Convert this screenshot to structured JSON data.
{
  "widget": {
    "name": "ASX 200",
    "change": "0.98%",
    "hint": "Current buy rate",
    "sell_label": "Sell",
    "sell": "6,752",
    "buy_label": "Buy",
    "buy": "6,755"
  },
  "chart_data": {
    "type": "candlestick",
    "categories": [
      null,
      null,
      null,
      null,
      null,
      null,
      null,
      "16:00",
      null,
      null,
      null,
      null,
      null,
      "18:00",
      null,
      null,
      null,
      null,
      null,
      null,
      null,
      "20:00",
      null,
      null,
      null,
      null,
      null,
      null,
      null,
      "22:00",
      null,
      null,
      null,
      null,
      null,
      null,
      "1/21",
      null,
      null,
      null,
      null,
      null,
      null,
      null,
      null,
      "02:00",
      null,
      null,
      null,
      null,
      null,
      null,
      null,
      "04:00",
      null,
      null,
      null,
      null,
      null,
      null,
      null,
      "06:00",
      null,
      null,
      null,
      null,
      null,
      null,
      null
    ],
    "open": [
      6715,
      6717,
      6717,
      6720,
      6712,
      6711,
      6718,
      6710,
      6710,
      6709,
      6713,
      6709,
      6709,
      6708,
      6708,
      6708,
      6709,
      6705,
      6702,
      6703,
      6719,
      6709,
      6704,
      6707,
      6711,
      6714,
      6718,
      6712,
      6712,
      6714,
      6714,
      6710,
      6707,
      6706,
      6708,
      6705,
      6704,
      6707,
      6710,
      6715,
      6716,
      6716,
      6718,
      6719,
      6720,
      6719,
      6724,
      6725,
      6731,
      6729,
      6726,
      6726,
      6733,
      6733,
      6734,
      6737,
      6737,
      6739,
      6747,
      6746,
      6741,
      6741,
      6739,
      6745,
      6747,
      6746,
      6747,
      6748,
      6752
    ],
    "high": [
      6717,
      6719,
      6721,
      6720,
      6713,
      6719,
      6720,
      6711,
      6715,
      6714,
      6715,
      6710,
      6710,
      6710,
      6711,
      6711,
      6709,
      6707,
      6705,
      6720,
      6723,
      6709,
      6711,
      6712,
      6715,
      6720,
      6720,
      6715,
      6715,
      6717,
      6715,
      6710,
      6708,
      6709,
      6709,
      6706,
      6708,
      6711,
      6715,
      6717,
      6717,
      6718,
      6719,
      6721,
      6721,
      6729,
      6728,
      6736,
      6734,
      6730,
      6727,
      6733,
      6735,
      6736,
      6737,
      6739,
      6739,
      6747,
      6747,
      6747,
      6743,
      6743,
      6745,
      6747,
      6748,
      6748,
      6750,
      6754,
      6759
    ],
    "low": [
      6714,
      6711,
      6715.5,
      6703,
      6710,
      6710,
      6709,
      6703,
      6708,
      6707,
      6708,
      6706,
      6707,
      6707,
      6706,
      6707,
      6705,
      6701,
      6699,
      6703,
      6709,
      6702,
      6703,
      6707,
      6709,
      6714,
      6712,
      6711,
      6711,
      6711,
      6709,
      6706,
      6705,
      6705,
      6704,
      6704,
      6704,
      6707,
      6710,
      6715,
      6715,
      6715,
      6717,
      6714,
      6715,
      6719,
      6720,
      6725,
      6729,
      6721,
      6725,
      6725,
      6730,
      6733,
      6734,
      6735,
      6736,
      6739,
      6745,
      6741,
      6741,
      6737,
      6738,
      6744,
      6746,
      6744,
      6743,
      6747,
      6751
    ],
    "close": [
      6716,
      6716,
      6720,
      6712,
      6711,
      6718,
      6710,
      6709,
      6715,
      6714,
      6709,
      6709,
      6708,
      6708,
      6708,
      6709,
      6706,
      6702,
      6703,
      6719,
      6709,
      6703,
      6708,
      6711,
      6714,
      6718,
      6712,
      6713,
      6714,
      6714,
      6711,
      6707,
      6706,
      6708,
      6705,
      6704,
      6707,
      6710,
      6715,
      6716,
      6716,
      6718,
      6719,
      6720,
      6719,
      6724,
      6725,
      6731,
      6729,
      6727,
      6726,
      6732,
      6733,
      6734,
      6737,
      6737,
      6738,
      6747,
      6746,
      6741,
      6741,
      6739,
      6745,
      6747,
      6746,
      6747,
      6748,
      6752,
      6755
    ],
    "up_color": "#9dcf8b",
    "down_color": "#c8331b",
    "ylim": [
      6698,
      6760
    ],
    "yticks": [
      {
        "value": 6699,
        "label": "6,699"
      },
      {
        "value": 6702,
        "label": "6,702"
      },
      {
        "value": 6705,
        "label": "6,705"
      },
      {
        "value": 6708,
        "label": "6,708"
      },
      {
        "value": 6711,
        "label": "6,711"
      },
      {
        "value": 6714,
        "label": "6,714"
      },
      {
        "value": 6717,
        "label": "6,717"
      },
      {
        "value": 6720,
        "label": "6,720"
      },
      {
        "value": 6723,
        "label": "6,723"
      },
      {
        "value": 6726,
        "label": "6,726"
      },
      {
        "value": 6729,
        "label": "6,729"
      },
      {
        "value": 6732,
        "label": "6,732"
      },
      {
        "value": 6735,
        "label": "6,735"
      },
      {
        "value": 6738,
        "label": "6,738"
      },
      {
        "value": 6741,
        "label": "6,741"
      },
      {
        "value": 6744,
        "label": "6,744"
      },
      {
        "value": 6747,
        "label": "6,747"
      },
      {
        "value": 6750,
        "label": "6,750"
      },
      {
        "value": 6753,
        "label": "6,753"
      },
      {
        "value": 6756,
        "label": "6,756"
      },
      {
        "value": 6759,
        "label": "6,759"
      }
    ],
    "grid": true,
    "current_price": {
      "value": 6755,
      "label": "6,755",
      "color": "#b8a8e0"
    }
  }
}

= TASK TO COMPLETE =
Without leaving anything out, give the entries again exactly.

= RESPONSE TO THE TASK =
Convert this screenshot to structured JSON data.
{
  "widget": {
    "name": "ASX 200",
    "change": "0.98%",
    "hint": "Current buy rate",
    "sell_label": "Sell",
    "sell": "6,752",
    "buy_label": "Buy",
    "buy": "6,755"
  },
  "chart_data": {
    "type": "candlestick",
    "categories": [
      null,
      null,
      null,
      null,
      null,
      null,
      null,
      "16:00",
      null,
      null,
      null,
      null,
      null,
      "18:00",
      null,
      null,
      null,
      null,
      null,
      null,
      null,
      "20:00",
      null,
      null,
      null,
      null,
      null,
      null,
      null,
      "22:00",
      null,
      null,
      null,
      null,
      null,
      null,
      "1/21",
      null,
      null,
      null,
      null,
      null,
      null,
      null,
      null,
      "02:00",
      null,
      null,
      null,
      null,
      null,
      null,
      null,
      "04:00",
      null,
      null,
      null,
      null,
      null,
      null,
      null,
      "06:00",
      null,
      null,
      null,
      null,
      null,
      null,
      null
    ],
    "open": [
      6715,
      6717,
      6717,
      6720,
      6712,
      6711,
      6718,
      6710,
      6710,
      6709,
      6713,
      6709,
      6709,
      6708,
      6708,
      6708,
      6709,
      6705,
      6702,
      6703,
      6719,
      6709,
      6704,
      6707,
      6711,
      6714,
      6718,
      6712,
      6712,
      6714,
      6714,
      6710,
      6707,
      6706,
      6708,
      6705,
      6704,
      6707,
      6710,
      6715,
      6716,
      6716,
      6718,
      6719,
      6720,
      6719,
      6724,
      6725,
      6731,
      6729,
      6726,
      6726,
      6733,
      6733,
      6734,
      6737,
      6737,
      6739,
      6747,
      6746,
      6741,
      6741,
      6739,
      6745,
      6747,
      6746,
      6747,
      6748,
      6752
    ],
    "high": [
      6717,
      6719,
      6721,
      6720,
      6713,
      6719,
      6720,
      6711,
      6715,
      6714,
      6715,
      6710,
      6710,
      6710,
      6711,
      6711,
      6709,
      6707,
      6705,
      6720,
      6723,
      6709,
      6711,
      6712,
      6715,
      6720,
      6720,
      6715,
      6715,
      6717,
      6715,
      6710,
      6708,
      6709,
      6709,
      6706,
      6708,
      6711,
      6715,
      6717,
      6717,
      6718,
      6719,
      6721,
      6721,
      6729,
      6728,
      6736,
      6734,
      6730,
      6727,
      6733,
      6735,
      6736,
      6737,
      6739,
      6739,
      6747,
      6747,
      6747,
      6743,
      6743,
      6745,
      6747,
      6748,
      6748,
      6750,
      6754,
      6759
    ],
    "low": [
      6714,
      6711,
      6715.5,
      6703,
      6710,
      6710,
      6709,
      6703,
      6708,
      6707,
      6708,
      6706,
      6707,
      6707,
      6706,
      6707,
      6705,
      6701,
      6699,
      6703,
      6709,
      6702,
      6703,
      6707,
      6709,
      6714,
      6712,
      6711,
      6711,
      6711,
      6709,
      6706,
      6705,
      6705,
      6704,
      6704,
      6704,
      6707,
      6710,
      6715,
      6715,
      6715,
      6717,
      6714,
      6715,
      6719,
      6720,
      6725,
      6729,
      6721,
      6725,
      6725,
      6730,
      6733,
      6734,
      6735,
      6736,
      6739,
      6745,
      6741,
      6741,
      6737,
      6738,
      6744,
      6746,
      6744,
      6743,
      6747,
      6751
    ],
    "close": [
      6716,
      6716,
      6720,
      6712,
      6711,
      6718,
      6710,
      6709,
      6715,
      6714,
      6709,
      6709,
      6708,
      6708,
      6708,
      6709,
      6706,
      6702,
      6703,
      6719,
      6709,
      6703,
      6708,
      6711,
      6714,
      6718,
      6712,
      6713,
      6714,
      6714,
      6711,
      6707,
      6706,
      6708,
      6705,
      6704,
      6707,
      6710,
      6715,
      6716,
      6716,
      6718,
      6719,
      6720,
      6719,
      6724,
      6725,
      6731,
      6729,
      6727,
      6726,
      6732,
      6733,
      6734,
      6737,
      6737,
      6738,
      6747,
      6746,
      6741,
      6741,
      6739,
      6745,
      6747,
      6746,
      6747,
      6748,
      6752,
      6755
    ],
    "up_color": "#9dcf8b",
    "down_color": "#c8331b",
    "ylim": [
      6698,
      6760
    ],
    "yticks": [
      {
        "value": 6699,
        "label": "6,699"
      },
      {
        "value": 6702,
        "label": "6,702"
      },
      {
        "value": 6705,
        "label": "6,705"
      },
      {
        "value": 6708,
        "label": "6,708"
      },
      {
        "value": 6711,
        "label": "6,711"
      },
      {
        "value": 6714,
        "label": "6,714"
      },
      {
        "value": 6717,
        "label": "6,717"
      },
      {
        "value": 6720,
        "label": "6,720"
      },
      {
        "value": 6723,
        "label": "6,723"
      },
      {
        "value": 6726,
        "label": "6,726"
      },
      {
        "value": 6729,
        "label": "6,729"
      },
      {
        "value": 6732,
        "label": "6,732"
      },
      {
        "value": 6735,
        "label": "6,735"
      },
      {
        "value": 6738,
        "label": "6,738"
      },
      {
        "value": 6741,
        "label": "6,741"
      },
      {
        "value": 6744,
        "label": "6,744"
      },
      {
        "value": 6747,
        "label": "6,747"
      },
      {
        "value": 6750,
        "label": "6,750"
      },
      {
        "value": 6753,
        "label": "6,753"
      },
      {
        "value": 6756,
        "label": "6,756"
      },
      {
        "value": 6759,
        "label": "6,759"
      }
    ],
    "grid": true,
    "current_price": {
      "value": 6755,
      "label": "6,755",
      "color": "#b8a8e0"
    }
  }
}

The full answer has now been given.